=== GIVEN INSTRUCTION ===
Narrow the data below down to the lines containing "JSON".

=== GIVEN INFORMATION ===
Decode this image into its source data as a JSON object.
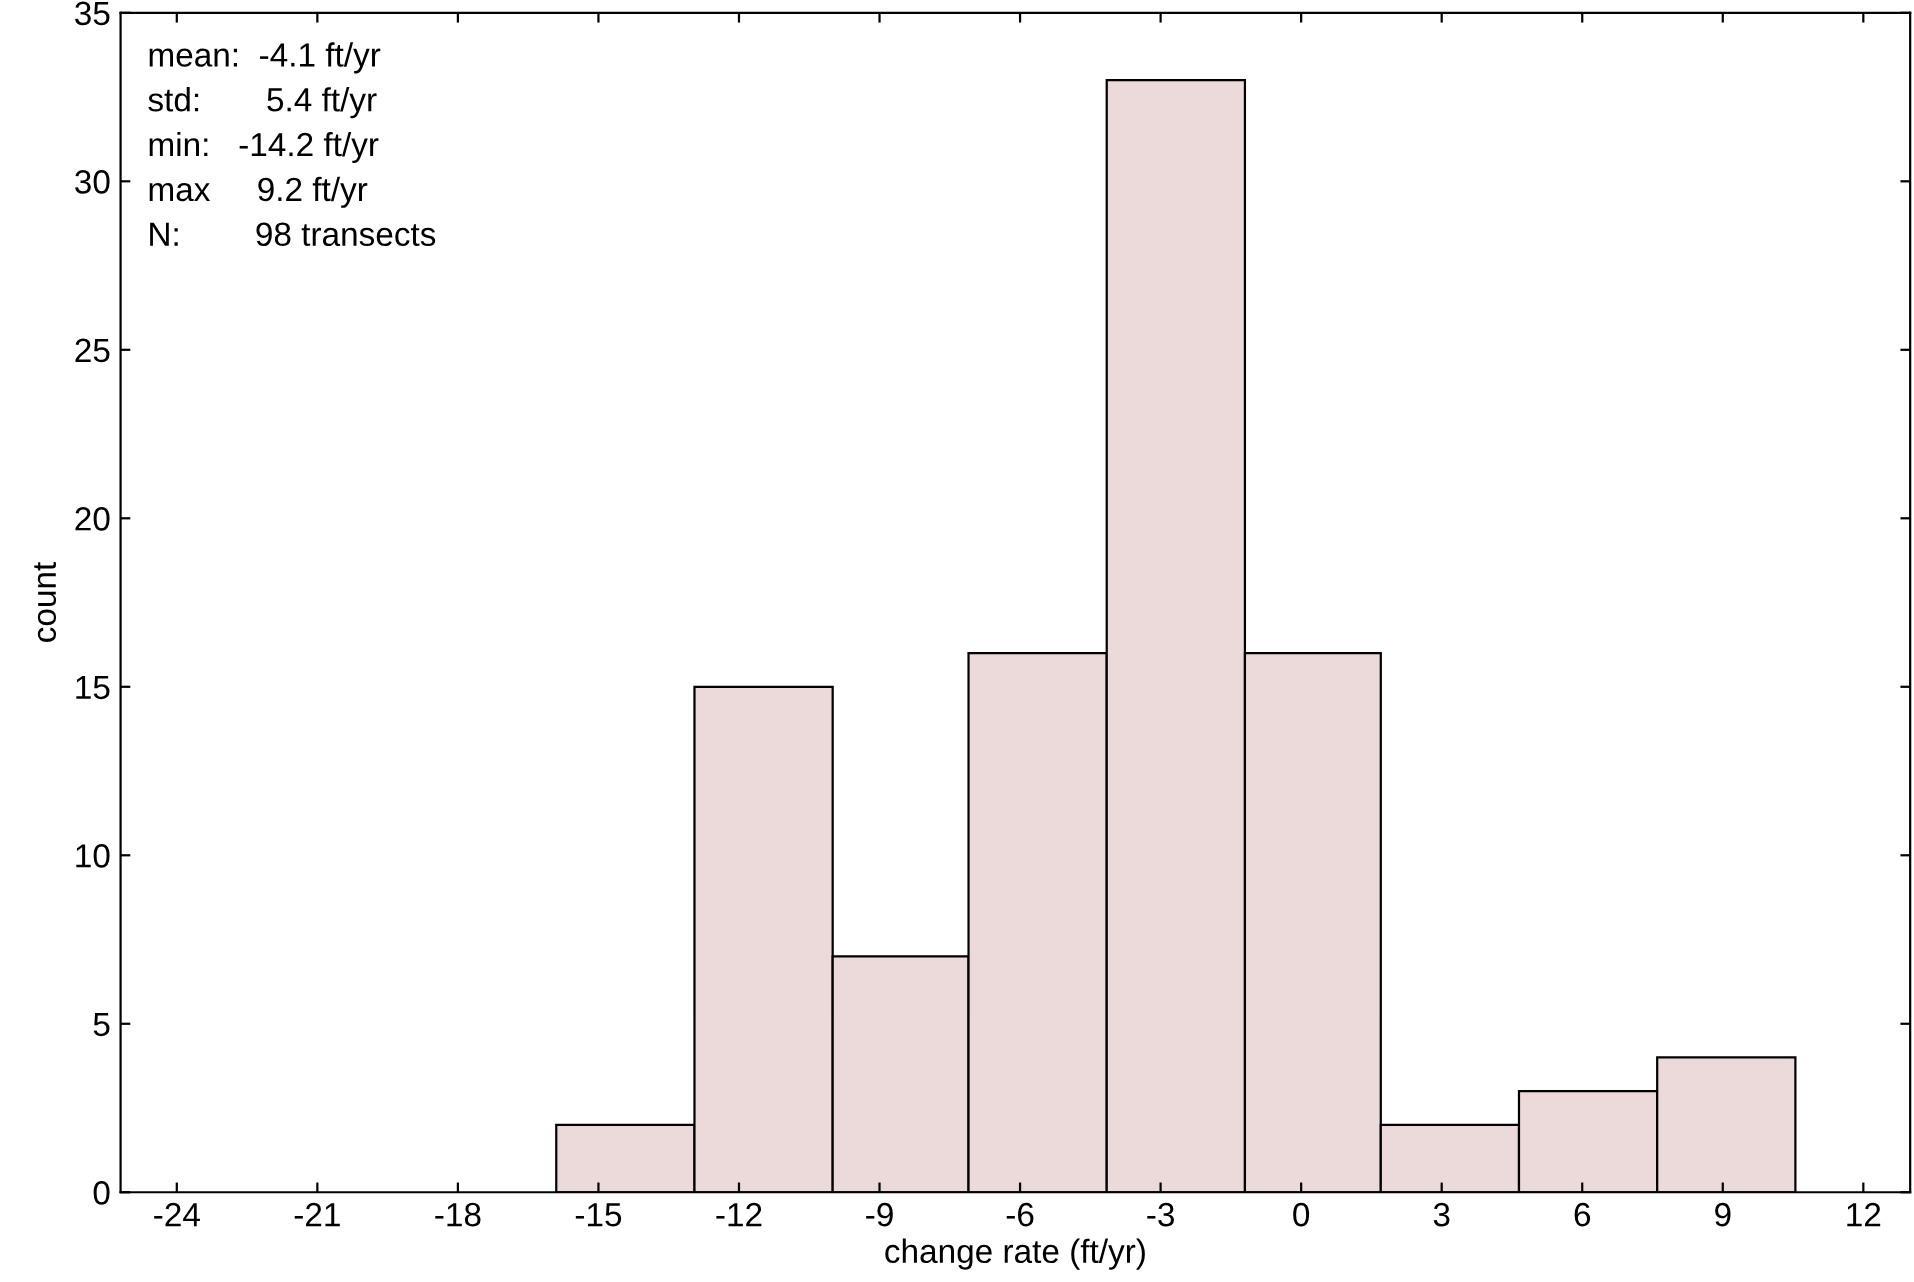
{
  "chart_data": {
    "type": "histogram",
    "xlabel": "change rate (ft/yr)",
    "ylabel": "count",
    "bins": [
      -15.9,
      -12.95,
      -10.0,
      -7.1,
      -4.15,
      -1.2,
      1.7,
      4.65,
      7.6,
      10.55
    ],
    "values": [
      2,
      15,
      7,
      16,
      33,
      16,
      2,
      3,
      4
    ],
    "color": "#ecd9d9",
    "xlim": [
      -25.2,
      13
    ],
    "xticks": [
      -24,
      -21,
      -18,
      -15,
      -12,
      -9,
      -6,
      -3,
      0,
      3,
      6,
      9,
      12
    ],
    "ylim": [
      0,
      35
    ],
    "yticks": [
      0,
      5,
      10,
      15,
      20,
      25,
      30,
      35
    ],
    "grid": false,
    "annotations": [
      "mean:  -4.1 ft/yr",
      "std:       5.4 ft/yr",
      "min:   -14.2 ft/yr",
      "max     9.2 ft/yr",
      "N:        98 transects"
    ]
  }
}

---

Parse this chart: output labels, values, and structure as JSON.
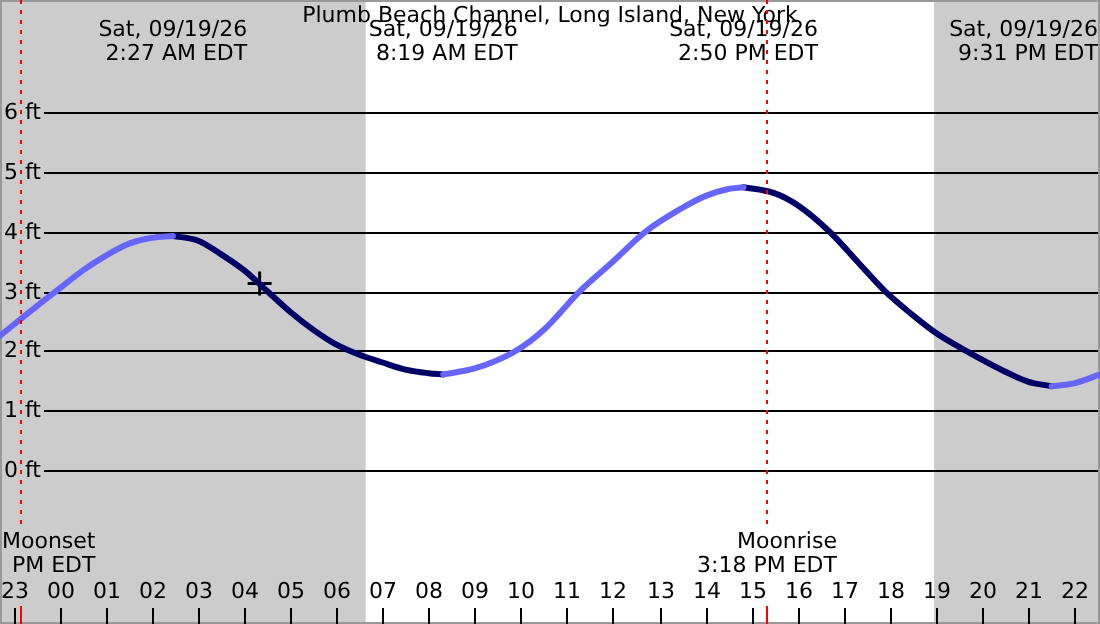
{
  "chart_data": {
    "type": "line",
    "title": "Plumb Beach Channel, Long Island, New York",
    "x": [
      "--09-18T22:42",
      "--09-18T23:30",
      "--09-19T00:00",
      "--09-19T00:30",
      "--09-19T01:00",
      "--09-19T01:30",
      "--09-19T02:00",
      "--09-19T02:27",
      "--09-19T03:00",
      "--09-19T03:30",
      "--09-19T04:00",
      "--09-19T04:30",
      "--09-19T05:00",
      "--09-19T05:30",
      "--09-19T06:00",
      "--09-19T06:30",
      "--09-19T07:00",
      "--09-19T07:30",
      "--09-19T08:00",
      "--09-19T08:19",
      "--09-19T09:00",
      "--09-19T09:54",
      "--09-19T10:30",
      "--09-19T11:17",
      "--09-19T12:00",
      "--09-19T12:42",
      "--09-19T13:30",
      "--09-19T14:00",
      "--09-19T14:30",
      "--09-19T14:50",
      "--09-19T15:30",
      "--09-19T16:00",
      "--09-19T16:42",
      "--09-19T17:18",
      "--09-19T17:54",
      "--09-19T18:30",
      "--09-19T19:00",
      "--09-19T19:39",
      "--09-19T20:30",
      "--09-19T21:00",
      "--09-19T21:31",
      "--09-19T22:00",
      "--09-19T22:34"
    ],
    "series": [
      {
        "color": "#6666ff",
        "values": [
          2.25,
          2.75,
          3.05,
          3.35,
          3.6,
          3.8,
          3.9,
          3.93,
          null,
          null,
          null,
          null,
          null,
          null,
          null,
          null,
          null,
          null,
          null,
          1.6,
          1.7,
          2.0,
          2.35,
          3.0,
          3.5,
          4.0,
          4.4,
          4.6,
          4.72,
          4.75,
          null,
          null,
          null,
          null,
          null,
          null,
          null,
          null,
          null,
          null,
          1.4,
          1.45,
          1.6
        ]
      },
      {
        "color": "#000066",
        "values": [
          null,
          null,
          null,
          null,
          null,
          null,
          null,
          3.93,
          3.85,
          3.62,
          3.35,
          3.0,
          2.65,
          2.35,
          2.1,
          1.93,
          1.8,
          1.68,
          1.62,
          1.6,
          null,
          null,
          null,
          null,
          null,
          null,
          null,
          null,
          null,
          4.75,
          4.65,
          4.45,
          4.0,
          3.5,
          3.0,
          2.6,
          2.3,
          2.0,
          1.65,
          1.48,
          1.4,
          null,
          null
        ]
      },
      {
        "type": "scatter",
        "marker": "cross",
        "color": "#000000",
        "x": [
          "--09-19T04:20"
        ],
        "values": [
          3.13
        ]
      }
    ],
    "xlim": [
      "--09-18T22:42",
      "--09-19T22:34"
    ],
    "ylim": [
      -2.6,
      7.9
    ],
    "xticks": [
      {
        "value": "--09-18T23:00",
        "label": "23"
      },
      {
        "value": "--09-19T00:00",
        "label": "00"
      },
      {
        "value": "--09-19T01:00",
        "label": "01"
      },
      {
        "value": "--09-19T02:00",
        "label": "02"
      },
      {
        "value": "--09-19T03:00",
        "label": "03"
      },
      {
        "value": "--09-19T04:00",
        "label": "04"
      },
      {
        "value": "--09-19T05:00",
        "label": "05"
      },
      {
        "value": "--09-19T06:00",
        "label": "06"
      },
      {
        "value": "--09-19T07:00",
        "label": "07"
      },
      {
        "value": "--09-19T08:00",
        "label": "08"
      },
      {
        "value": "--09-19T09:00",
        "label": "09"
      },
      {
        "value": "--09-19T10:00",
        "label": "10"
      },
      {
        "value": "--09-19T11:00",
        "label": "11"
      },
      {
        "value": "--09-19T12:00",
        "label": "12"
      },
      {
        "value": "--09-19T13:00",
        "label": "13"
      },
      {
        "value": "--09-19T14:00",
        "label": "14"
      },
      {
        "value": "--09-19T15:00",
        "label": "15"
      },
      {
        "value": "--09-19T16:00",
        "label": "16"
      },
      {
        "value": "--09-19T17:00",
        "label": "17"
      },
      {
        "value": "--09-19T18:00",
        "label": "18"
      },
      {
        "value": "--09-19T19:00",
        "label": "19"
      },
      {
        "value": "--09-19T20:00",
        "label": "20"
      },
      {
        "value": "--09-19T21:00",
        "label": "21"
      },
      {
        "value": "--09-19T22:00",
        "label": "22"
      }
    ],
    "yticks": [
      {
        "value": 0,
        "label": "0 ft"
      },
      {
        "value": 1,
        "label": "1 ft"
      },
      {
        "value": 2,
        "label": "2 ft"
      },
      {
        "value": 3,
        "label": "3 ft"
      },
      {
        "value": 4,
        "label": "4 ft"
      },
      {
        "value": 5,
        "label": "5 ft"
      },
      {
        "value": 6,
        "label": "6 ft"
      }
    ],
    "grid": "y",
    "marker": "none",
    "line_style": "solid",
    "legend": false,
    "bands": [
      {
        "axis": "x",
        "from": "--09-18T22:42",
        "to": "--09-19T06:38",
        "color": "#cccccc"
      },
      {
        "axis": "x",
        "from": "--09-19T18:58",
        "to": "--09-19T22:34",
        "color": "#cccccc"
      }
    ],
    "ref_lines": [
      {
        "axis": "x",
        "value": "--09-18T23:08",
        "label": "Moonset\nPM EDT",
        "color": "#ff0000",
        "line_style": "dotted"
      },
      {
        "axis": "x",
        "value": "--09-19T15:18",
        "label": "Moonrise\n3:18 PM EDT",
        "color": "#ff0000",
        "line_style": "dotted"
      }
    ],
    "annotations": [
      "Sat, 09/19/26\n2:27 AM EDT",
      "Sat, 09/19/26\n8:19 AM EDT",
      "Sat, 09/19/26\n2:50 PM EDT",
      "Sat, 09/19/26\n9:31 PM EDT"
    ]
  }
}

=== ANSWER FOR THE TASK ===
Decode this image into its source data as a JSON object.
Parse this chart: output labels, values, and structure as JSON.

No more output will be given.